Direction - Repeat every record below exactly, but leave out any pictures.

Raw records -
_ _ _ _ _

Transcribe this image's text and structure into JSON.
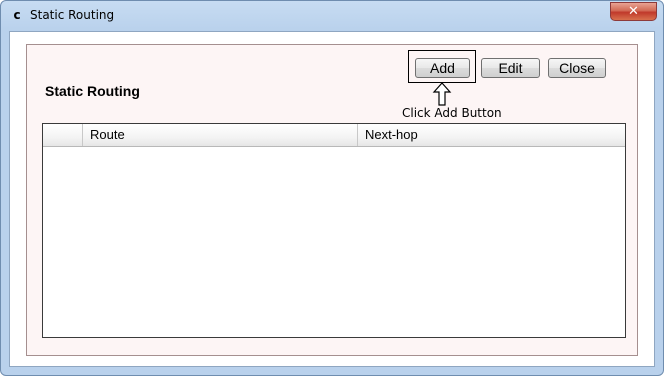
{
  "window": {
    "icon_glyph": "c",
    "title": "Static Routing",
    "close_glyph": "✕"
  },
  "panel": {
    "heading": "Static Routing",
    "buttons": {
      "add": "Add",
      "edit": "Edit",
      "close": "Close"
    },
    "callout": "Click Add Button"
  },
  "grid": {
    "columns": [
      "",
      "Route",
      "Next-hop"
    ],
    "rows": []
  },
  "icons": {
    "app": "app-icon",
    "close": "close-icon",
    "pointer": "up-arrow-icon"
  }
}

_ _ _ _ _

Solved problem -
Transcribe this image's text and structure into JSON.
{
  "window": {
    "icon_glyph": "c",
    "title": "Static Routing",
    "close_glyph": "✕"
  },
  "panel": {
    "heading": "Static Routing",
    "buttons": {
      "add": "Add",
      "edit": "Edit",
      "close": "Close"
    },
    "callout": "Click Add Button"
  },
  "grid": {
    "columns": [
      "",
      "Route",
      "Next-hop"
    ],
    "rows": []
  },
  "icons": {
    "app": "app-icon",
    "close": "close-icon",
    "pointer": "up-arrow-icon"
  }
}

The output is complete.